- Dataset extract:
******************************
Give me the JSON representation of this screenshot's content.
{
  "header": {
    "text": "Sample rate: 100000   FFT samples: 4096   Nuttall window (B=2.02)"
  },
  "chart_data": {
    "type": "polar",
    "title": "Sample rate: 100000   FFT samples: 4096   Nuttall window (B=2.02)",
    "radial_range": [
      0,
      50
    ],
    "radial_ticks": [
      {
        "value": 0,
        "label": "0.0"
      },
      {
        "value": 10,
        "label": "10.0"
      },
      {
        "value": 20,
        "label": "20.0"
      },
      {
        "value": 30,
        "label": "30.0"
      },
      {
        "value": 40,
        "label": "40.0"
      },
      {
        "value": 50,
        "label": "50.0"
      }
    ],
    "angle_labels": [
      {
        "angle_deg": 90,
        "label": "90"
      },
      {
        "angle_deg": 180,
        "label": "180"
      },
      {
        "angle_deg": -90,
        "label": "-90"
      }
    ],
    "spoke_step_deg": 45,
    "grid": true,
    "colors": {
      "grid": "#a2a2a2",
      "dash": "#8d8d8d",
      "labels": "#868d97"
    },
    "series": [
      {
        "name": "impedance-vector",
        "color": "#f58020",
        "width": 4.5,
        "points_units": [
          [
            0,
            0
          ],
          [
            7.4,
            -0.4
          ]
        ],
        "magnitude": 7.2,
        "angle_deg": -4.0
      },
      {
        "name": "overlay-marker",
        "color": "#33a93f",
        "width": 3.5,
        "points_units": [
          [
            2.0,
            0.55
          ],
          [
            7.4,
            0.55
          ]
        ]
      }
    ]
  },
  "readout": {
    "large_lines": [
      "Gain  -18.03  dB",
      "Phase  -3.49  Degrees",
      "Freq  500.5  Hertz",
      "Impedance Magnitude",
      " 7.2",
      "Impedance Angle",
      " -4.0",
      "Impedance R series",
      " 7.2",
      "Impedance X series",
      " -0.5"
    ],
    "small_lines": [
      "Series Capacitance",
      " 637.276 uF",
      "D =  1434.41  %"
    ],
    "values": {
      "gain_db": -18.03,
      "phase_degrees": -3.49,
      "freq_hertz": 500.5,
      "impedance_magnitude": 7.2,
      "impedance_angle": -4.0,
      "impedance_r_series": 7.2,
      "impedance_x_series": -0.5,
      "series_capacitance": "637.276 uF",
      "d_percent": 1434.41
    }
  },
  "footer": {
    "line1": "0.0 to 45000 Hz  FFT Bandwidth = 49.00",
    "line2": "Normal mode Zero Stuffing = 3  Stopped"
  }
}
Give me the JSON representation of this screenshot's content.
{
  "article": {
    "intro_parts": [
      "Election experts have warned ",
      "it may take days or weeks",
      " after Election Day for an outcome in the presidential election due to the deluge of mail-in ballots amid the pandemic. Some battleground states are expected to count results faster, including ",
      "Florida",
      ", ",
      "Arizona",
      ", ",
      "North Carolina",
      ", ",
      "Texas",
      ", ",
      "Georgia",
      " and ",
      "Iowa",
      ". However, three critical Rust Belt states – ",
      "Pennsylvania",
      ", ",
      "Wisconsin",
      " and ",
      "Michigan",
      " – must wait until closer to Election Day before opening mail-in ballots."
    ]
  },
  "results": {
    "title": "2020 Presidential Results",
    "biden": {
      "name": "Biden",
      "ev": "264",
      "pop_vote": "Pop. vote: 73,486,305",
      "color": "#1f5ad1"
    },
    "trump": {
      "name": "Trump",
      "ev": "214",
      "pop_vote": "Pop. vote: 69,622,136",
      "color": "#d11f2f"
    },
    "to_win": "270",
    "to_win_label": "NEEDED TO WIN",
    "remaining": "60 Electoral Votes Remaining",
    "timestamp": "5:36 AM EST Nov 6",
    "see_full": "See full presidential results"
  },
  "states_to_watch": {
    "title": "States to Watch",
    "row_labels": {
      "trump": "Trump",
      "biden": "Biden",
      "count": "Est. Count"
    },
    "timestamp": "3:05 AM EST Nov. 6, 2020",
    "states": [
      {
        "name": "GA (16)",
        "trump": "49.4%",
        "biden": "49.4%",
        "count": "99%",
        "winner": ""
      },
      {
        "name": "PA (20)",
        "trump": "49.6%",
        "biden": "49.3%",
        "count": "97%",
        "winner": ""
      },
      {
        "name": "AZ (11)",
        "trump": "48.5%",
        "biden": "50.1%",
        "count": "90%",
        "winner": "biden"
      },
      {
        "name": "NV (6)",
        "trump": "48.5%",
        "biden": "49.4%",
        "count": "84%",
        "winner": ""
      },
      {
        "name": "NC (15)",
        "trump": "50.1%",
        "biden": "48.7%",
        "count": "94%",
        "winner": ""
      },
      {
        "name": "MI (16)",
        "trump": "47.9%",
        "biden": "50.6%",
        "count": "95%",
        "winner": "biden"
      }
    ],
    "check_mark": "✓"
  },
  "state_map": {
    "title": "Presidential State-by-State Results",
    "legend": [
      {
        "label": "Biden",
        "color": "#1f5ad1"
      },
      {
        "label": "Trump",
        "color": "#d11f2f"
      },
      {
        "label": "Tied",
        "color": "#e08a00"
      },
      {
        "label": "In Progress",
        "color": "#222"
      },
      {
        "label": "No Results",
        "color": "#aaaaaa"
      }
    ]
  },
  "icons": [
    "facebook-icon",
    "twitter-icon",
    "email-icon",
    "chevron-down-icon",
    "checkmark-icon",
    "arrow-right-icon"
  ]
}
******************************
- Required work: Write out the whole listing again, exactly as it stands.

- Task solution:
Give me the JSON representation of this screenshot's content.
{
  "header": {
    "text": "Sample rate: 100000   FFT samples: 4096   Nuttall window (B=2.02)"
  },
  "chart_data": {
    "type": "polar",
    "title": "Sample rate: 100000   FFT samples: 4096   Nuttall window (B=2.02)",
    "radial_range": [
      0,
      50
    ],
    "radial_ticks": [
      {
        "value": 0,
        "label": "0.0"
      },
      {
        "value": 10,
        "label": "10.0"
      },
      {
        "value": 20,
        "label": "20.0"
      },
      {
        "value": 30,
        "label": "30.0"
      },
      {
        "value": 40,
        "label": "40.0"
      },
      {
        "value": 50,
        "label": "50.0"
      }
    ],
    "angle_labels": [
      {
        "angle_deg": 90,
        "label": "90"
      },
      {
        "angle_deg": 180,
        "label": "180"
      },
      {
        "angle_deg": -90,
        "label": "-90"
      }
    ],
    "spoke_step_deg": 45,
    "grid": true,
    "colors": {
      "grid": "#a2a2a2",
      "dash": "#8d8d8d",
      "labels": "#868d97"
    },
    "series": [
      {
        "name": "impedance-vector",
        "color": "#f58020",
        "width": 4.5,
        "points_units": [
          [
            0,
            0
          ],
          [
            7.4,
            -0.4
          ]
        ],
        "magnitude": 7.2,
        "angle_deg": -4.0
      },
      {
        "name": "overlay-marker",
        "color": "#33a93f",
        "width": 3.5,
        "points_units": [
          [
            2.0,
            0.55
          ],
          [
            7.4,
            0.55
          ]
        ]
      }
    ]
  },
  "readout": {
    "large_lines": [
      "Gain  -18.03  dB",
      "Phase  -3.49  Degrees",
      "Freq  500.5  Hertz",
      "Impedance Magnitude",
      " 7.2",
      "Impedance Angle",
      " -4.0",
      "Impedance R series",
      " 7.2",
      "Impedance X series",
      " -0.5"
    ],
    "small_lines": [
      "Series Capacitance",
      " 637.276 uF",
      "D =  1434.41  %"
    ],
    "values": {
      "gain_db": -18.03,
      "phase_degrees": -3.49,
      "freq_hertz": 500.5,
      "impedance_magnitude": 7.2,
      "impedance_angle": -4.0,
      "impedance_r_series": 7.2,
      "impedance_x_series": -0.5,
      "series_capacitance": "637.276 uF",
      "d_percent": 1434.41
    }
  },
  "footer": {
    "line1": "0.0 to 45000 Hz  FFT Bandwidth = 49.00",
    "line2": "Normal mode Zero Stuffing = 3  Stopped"
  }
}
Give me the JSON representation of this screenshot's content.
{
  "article": {
    "intro_parts": [
      "Election experts have warned ",
      "it may take days or weeks",
      " after Election Day for an outcome in the presidential election due to the deluge of mail-in ballots amid the pandemic. Some battleground states are expected to count results faster, including ",
      "Florida",
      ", ",
      "Arizona",
      ", ",
      "North Carolina",
      ", ",
      "Texas",
      ", ",
      "Georgia",
      " and ",
      "Iowa",
      ". However, three critical Rust Belt states – ",
      "Pennsylvania",
      ", ",
      "Wisconsin",
      " and ",
      "Michigan",
      " – must wait until closer to Election Day before opening mail-in ballots."
    ]
  },
  "results": {
    "title": "2020 Presidential Results",
    "biden": {
      "name": "Biden",
      "ev": "264",
      "pop_vote": "Pop. vote: 73,486,305",
      "color": "#1f5ad1"
    },
    "trump": {
      "name": "Trump",
      "ev": "214",
      "pop_vote": "Pop. vote: 69,622,136",
      "color": "#d11f2f"
    },
    "to_win": "270",
    "to_win_label": "NEEDED TO WIN",
    "remaining": "60 Electoral Votes Remaining",
    "timestamp": "5:36 AM EST Nov 6",
    "see_full": "See full presidential results"
  },
  "states_to_watch": {
    "title": "States to Watch",
    "row_labels": {
      "trump": "Trump",
      "biden": "Biden",
      "count": "Est. Count"
    },
    "timestamp": "3:05 AM EST Nov. 6, 2020",
    "states": [
      {
        "name": "GA (16)",
        "trump": "49.4%",
        "biden": "49.4%",
        "count": "99%",
        "winner": ""
      },
      {
        "name": "PA (20)",
        "trump": "49.6%",
        "biden": "49.3%",
        "count": "97%",
        "winner": ""
      },
      {
        "name": "AZ (11)",
        "trump": "48.5%",
        "biden": "50.1%",
        "count": "90%",
        "winner": "biden"
      },
      {
        "name": "NV (6)",
        "trump": "48.5%",
        "biden": "49.4%",
        "count": "84%",
        "winner": ""
      },
      {
        "name": "NC (15)",
        "trump": "50.1%",
        "biden": "48.7%",
        "count": "94%",
        "winner": ""
      },
      {
        "name": "MI (16)",
        "trump": "47.9%",
        "biden": "50.6%",
        "count": "95%",
        "winner": "biden"
      }
    ],
    "check_mark": "✓"
  },
  "state_map": {
    "title": "Presidential State-by-State Results",
    "legend": [
      {
        "label": "Biden",
        "color": "#1f5ad1"
      },
      {
        "label": "Trump",
        "color": "#d11f2f"
      },
      {
        "label": "Tied",
        "color": "#e08a00"
      },
      {
        "label": "In Progress",
        "color": "#222"
      },
      {
        "label": "No Results",
        "color": "#aaaaaa"
      }
    ]
  },
  "icons": [
    "facebook-icon",
    "twitter-icon",
    "email-icon",
    "chevron-down-icon",
    "checkmark-icon",
    "arrow-right-icon"
  ]
}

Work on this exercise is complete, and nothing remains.